RECORDS SUPPLIED:
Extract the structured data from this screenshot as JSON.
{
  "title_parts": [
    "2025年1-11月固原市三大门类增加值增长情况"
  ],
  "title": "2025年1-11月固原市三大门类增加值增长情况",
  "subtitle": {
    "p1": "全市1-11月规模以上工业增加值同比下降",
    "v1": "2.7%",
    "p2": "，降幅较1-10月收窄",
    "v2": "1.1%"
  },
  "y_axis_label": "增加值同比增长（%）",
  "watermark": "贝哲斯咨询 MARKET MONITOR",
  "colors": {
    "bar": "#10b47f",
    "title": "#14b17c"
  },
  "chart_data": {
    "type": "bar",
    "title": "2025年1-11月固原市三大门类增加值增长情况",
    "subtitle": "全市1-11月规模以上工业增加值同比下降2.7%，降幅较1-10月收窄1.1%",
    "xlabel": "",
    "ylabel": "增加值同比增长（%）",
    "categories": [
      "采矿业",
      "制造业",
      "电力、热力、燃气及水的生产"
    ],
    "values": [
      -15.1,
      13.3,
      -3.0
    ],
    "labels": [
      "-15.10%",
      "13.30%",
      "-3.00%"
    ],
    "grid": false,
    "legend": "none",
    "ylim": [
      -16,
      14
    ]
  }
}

EXERCISE OBJECTIVE:
Exactly reproduce every record.

WRITTEN SOLUTION:
Extract the structured data from this screenshot as JSON.
{
  "title_parts": [
    "2025年1-11月固原市三大门类增加值增长情况"
  ],
  "title": "2025年1-11月固原市三大门类增加值增长情况",
  "subtitle": {
    "p1": "全市1-11月规模以上工业增加值同比下降",
    "v1": "2.7%",
    "p2": "，降幅较1-10月收窄",
    "v2": "1.1%"
  },
  "y_axis_label": "增加值同比增长（%）",
  "watermark": "贝哲斯咨询 MARKET MONITOR",
  "colors": {
    "bar": "#10b47f",
    "title": "#14b17c"
  },
  "chart_data": {
    "type": "bar",
    "title": "2025年1-11月固原市三大门类增加值增长情况",
    "subtitle": "全市1-11月规模以上工业增加值同比下降2.7%，降幅较1-10月收窄1.1%",
    "xlabel": "",
    "ylabel": "增加值同比增长（%）",
    "categories": [
      "采矿业",
      "制造业",
      "电力、热力、燃气及水的生产"
    ],
    "values": [
      -15.1,
      13.3,
      -3.0
    ],
    "labels": [
      "-15.10%",
      "13.30%",
      "-3.00%"
    ],
    "grid": false,
    "legend": "none",
    "ylim": [
      -16,
      14
    ]
  }
}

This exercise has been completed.